▶ SOURCE DATA
--------------------------------
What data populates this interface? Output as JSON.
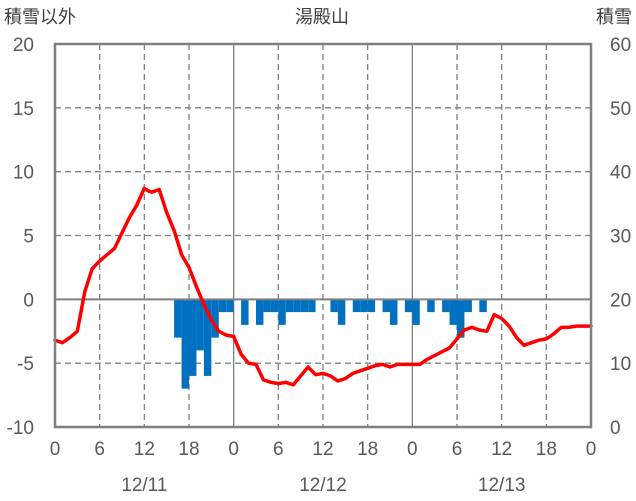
{
  "chart_data": {
    "type": "bar",
    "title": "湯殿山",
    "ylabel_left": "積雪以外",
    "ylabel_right": "積雪",
    "ylim_left": [
      -10,
      20
    ],
    "ylim_right": [
      0,
      60
    ],
    "yticks_left": [
      "20",
      "15",
      "10",
      "5",
      "0",
      "-5",
      "-10"
    ],
    "yticks_right": [
      "60",
      "50",
      "40",
      "30",
      "20",
      "10",
      "0"
    ],
    "xlim_hours": [
      0,
      72
    ],
    "xticks": [
      "0",
      "6",
      "12",
      "18",
      "0",
      "6",
      "12",
      "18",
      "0",
      "6",
      "12",
      "18",
      "0"
    ],
    "date_labels": [
      {
        "label": "12/11",
        "hour": 12
      },
      {
        "label": "12/12",
        "hour": 36
      },
      {
        "label": "12/13",
        "hour": 60
      }
    ],
    "grid": "vertical dashed every 6h, solid at day boundaries, horizontal every 5",
    "legend": "none",
    "series": [
      {
        "kind": "bar",
        "axis": "left",
        "color": "#0070c0",
        "x": [
          17,
          18,
          19,
          20,
          21,
          22,
          23,
          24,
          25,
          26,
          27,
          28,
          29,
          30,
          31,
          32,
          33,
          34,
          35,
          36,
          37,
          38,
          39,
          40,
          41,
          42,
          43,
          44,
          45,
          46,
          47,
          48,
          49,
          50,
          51,
          52,
          53,
          54,
          55,
          56,
          57,
          58
        ],
        "values": [
          -3,
          -7,
          -6,
          -4,
          -6,
          -3,
          -1,
          -1,
          0,
          -2,
          0,
          -2,
          -1,
          -1,
          -2,
          -1,
          -1,
          -1,
          -1,
          0,
          0,
          -1,
          -2,
          0,
          -1,
          -1,
          -1,
          0,
          -1,
          -2,
          0,
          -1,
          -2,
          0,
          -1,
          0,
          -1,
          -2,
          -3,
          -1,
          0,
          -1
        ]
      },
      {
        "kind": "line",
        "axis": "left",
        "color": "#ff0000",
        "x": [
          0,
          0.5,
          1,
          2,
          3,
          4,
          5,
          6,
          7,
          8,
          9,
          10,
          11,
          12,
          12.5,
          13,
          14,
          15,
          16,
          17,
          18,
          19,
          20,
          21,
          22,
          23,
          24,
          25,
          26,
          27,
          28,
          29,
          30,
          31,
          32,
          33,
          34,
          35,
          36,
          37,
          38,
          39,
          40,
          41,
          42,
          43,
          44,
          45,
          46,
          47,
          48,
          49,
          50,
          51,
          52,
          53,
          54,
          55,
          56,
          57,
          58,
          59,
          60,
          61,
          62,
          63,
          64,
          65,
          66,
          67,
          68,
          69,
          70,
          71,
          72
        ],
        "values": [
          -3.2,
          -3.3,
          -3.4,
          -3,
          -2.5,
          0.6,
          2.4,
          3,
          3.5,
          4,
          5.2,
          6.4,
          7.4,
          8.7,
          8.5,
          8.4,
          8.6,
          6.8,
          5.4,
          3.5,
          2.5,
          1,
          -0.4,
          -1.6,
          -2.5,
          -2.8,
          -2.9,
          -4.3,
          -5,
          -5.1,
          -6.3,
          -6.5,
          -6.6,
          -6.5,
          -6.7,
          -6,
          -5.3,
          -5.9,
          -5.8,
          -6,
          -6.4,
          -6.2,
          -5.8,
          -5.6,
          -5.4,
          -5.2,
          -5.1,
          -5.3,
          -5.1,
          -5.1,
          -5.1,
          -5.1,
          -4.7,
          -4.4,
          -4.1,
          -3.8,
          -3.1,
          -2.4,
          -2.2,
          -2.4,
          -2.5,
          -1.2,
          -1.5,
          -2.1,
          -3,
          -3.6,
          -3.4,
          -3.2,
          -3.1,
          -2.7,
          -2.2,
          -2.2,
          -2.1,
          -2.1,
          -2.1
        ]
      }
    ]
  }
}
--------------------------------
▶ TASK TO COMPLETE
Skip the pictures and print each record exactly as it stands.

▶ FULL ANSWER
What data populates this interface? Output as JSON.
{
  "chart_data": {
    "type": "bar",
    "title": "湯殿山",
    "ylabel_left": "積雪以外",
    "ylabel_right": "積雪",
    "ylim_left": [
      -10,
      20
    ],
    "ylim_right": [
      0,
      60
    ],
    "yticks_left": [
      "20",
      "15",
      "10",
      "5",
      "0",
      "-5",
      "-10"
    ],
    "yticks_right": [
      "60",
      "50",
      "40",
      "30",
      "20",
      "10",
      "0"
    ],
    "xlim_hours": [
      0,
      72
    ],
    "xticks": [
      "0",
      "6",
      "12",
      "18",
      "0",
      "6",
      "12",
      "18",
      "0",
      "6",
      "12",
      "18",
      "0"
    ],
    "date_labels": [
      {
        "label": "12/11",
        "hour": 12
      },
      {
        "label": "12/12",
        "hour": 36
      },
      {
        "label": "12/13",
        "hour": 60
      }
    ],
    "grid": "vertical dashed every 6h, solid at day boundaries, horizontal every 5",
    "legend": "none",
    "series": [
      {
        "kind": "bar",
        "axis": "left",
        "color": "#0070c0",
        "x": [
          17,
          18,
          19,
          20,
          21,
          22,
          23,
          24,
          25,
          26,
          27,
          28,
          29,
          30,
          31,
          32,
          33,
          34,
          35,
          36,
          37,
          38,
          39,
          40,
          41,
          42,
          43,
          44,
          45,
          46,
          47,
          48,
          49,
          50,
          51,
          52,
          53,
          54,
          55,
          56,
          57,
          58
        ],
        "values": [
          -3,
          -7,
          -6,
          -4,
          -6,
          -3,
          -1,
          -1,
          0,
          -2,
          0,
          -2,
          -1,
          -1,
          -2,
          -1,
          -1,
          -1,
          -1,
          0,
          0,
          -1,
          -2,
          0,
          -1,
          -1,
          -1,
          0,
          -1,
          -2,
          0,
          -1,
          -2,
          0,
          -1,
          0,
          -1,
          -2,
          -3,
          -1,
          0,
          -1
        ]
      },
      {
        "kind": "line",
        "axis": "left",
        "color": "#ff0000",
        "x": [
          0,
          0.5,
          1,
          2,
          3,
          4,
          5,
          6,
          7,
          8,
          9,
          10,
          11,
          12,
          12.5,
          13,
          14,
          15,
          16,
          17,
          18,
          19,
          20,
          21,
          22,
          23,
          24,
          25,
          26,
          27,
          28,
          29,
          30,
          31,
          32,
          33,
          34,
          35,
          36,
          37,
          38,
          39,
          40,
          41,
          42,
          43,
          44,
          45,
          46,
          47,
          48,
          49,
          50,
          51,
          52,
          53,
          54,
          55,
          56,
          57,
          58,
          59,
          60,
          61,
          62,
          63,
          64,
          65,
          66,
          67,
          68,
          69,
          70,
          71,
          72
        ],
        "values": [
          -3.2,
          -3.3,
          -3.4,
          -3,
          -2.5,
          0.6,
          2.4,
          3,
          3.5,
          4,
          5.2,
          6.4,
          7.4,
          8.7,
          8.5,
          8.4,
          8.6,
          6.8,
          5.4,
          3.5,
          2.5,
          1,
          -0.4,
          -1.6,
          -2.5,
          -2.8,
          -2.9,
          -4.3,
          -5,
          -5.1,
          -6.3,
          -6.5,
          -6.6,
          -6.5,
          -6.7,
          -6,
          -5.3,
          -5.9,
          -5.8,
          -6,
          -6.4,
          -6.2,
          -5.8,
          -5.6,
          -5.4,
          -5.2,
          -5.1,
          -5.3,
          -5.1,
          -5.1,
          -5.1,
          -5.1,
          -4.7,
          -4.4,
          -4.1,
          -3.8,
          -3.1,
          -2.4,
          -2.2,
          -2.4,
          -2.5,
          -1.2,
          -1.5,
          -2.1,
          -3,
          -3.6,
          -3.4,
          -3.2,
          -3.1,
          -2.7,
          -2.2,
          -2.2,
          -2.1,
          -2.1,
          -2.1
        ]
      }
    ]
  }
}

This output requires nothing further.